◆ **PASSAGE**:
● ● ● ● ●

¹ AORN Ospedali dei Colli - P.O. D. Cotugno Regional Center for Infectious Disease, Naples, Italy
² AORN A.Cardarelli
³ Regione Campania - UOD06 Politiche del Farmaco

Academic Editor: Manuel Simões

Published: 19 May 2025 by MDPI in The 4th International Electronic Conference on Antibiotics session Artificial Intelligence Strategies to Tackle Antibiotic Resistance

Abstract:

Background: The increasing burden of antimicrobial resistance (AMR) in hospitals necessitates proactive strategies for surveillance and intervention. Inspired by predictive models used in traffic forecasting, we propose a novel machine learning (ML)-based algorithm that integrates multiple hospital parameters—antibiotic consumption patterns, resistance rates, patient admissions, and bed occupancy trends—to predict AMR evolution and guide antimicrobial stewardship programs.

Methods: The algorithm utilizes long short-term memory (LSTM) networks and gradient boosting models (e.g., XGBoost) to analyze temporal patterns in hospital antibiotic usage and AMR incidence. A dataset including historical antibiograms, hospital admission rates, antibiotic prescribing data, and bed occupancy rates was used for training. The model employs autoregressive integrated moving average (ARIMA) and reinforcement learning techniques to enhance predictive accuracy. Performance was assessed using mean absolute percentage error (MAPE) and root mean squared error (RMSE) against real-world AMR data from hospital surveillance reports.

● ● ● ● ●

◆ **SUPPLIED INFORMATION**:
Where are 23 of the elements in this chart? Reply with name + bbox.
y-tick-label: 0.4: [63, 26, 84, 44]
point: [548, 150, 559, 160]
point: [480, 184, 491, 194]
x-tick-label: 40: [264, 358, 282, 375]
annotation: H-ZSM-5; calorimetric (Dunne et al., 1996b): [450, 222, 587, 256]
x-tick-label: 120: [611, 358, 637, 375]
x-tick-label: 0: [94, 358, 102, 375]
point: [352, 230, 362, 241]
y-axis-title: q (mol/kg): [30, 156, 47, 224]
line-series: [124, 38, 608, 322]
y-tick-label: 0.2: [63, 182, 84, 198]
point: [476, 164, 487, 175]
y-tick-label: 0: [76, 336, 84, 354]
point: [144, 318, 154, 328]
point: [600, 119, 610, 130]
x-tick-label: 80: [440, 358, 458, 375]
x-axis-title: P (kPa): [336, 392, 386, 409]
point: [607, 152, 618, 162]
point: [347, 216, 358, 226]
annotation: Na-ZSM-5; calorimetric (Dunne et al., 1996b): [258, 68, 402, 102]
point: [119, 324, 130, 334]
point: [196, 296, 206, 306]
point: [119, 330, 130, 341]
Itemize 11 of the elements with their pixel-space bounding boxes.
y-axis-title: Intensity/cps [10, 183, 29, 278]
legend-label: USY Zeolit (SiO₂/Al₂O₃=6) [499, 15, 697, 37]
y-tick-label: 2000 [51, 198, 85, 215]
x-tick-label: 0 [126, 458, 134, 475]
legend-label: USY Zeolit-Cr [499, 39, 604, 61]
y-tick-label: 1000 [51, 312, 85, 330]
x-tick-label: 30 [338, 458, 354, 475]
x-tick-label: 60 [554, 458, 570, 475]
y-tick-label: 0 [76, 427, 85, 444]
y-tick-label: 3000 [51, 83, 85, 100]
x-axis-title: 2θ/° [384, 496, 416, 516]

● ● ● ● ●

◆ **ASSIGNED TASK 1**:
In the antimicrobial resistance abstract, which two measures were used to assess the model's performance?
◆ **ASSIGNED TASK 2**:
Return the part of the antimicrobial resistance abstract from "Published: 19 May" to "antimicrobial stewardship programs.".
◆ **ASSIGNED TASK 3**:
Write the next part of the antimicrobial resistance abstract, picking up after its final sentence.

◆ **WRITTEN RESPONSE 1**:
Mean absolute percentage error (MAPE) and root mean squared error (RMSE).

◆ **WRITTEN RESPONSE 2**:
Published: 19 May 2025 by MDPI in The 4th International Electronic Conference on Antibiotics session Artificial Intelligence Strategies to Tackle Antibiotic Resistance

Abstract:

Background: The increasing burden of antimicrobial resistance (AMR) in hospitals necessitates proactive strategies for surveillance and intervention. Inspired by predictive models used in traffic forecasting, we propose a novel machine learning (ML)-based algorithm that integrates multiple hospital parameters—antibiotic consumption patterns, resistance rates, patient admissions, and bed occupancy trends—to predict AMR evolution and guide antimicrobial stewardship programs.

◆ **WRITTEN RESPONSE 3**:
Results: The LSTM-based model demonstrated superior accuracy in predicting resistance trends, identifying early warning signals for carbapenem-resistant Enterobacterales (CRE) and methicillin-resistant Staphylococcus aureus (MRSA) outbreaks. The algorithm outperformed traditional statistical models, enabling real-time optimization of antibiotic prescriptions and resource allocation.

Conclusion: AI-driven predictive analytics, originally developed for traffic modeling, can be repurposed for hospital AMR surveillance. Implementing such models in clinical workflows could improve infection control strategies and reduce resistance development. Future work should focus on real-time deployment and multi-hospital validation.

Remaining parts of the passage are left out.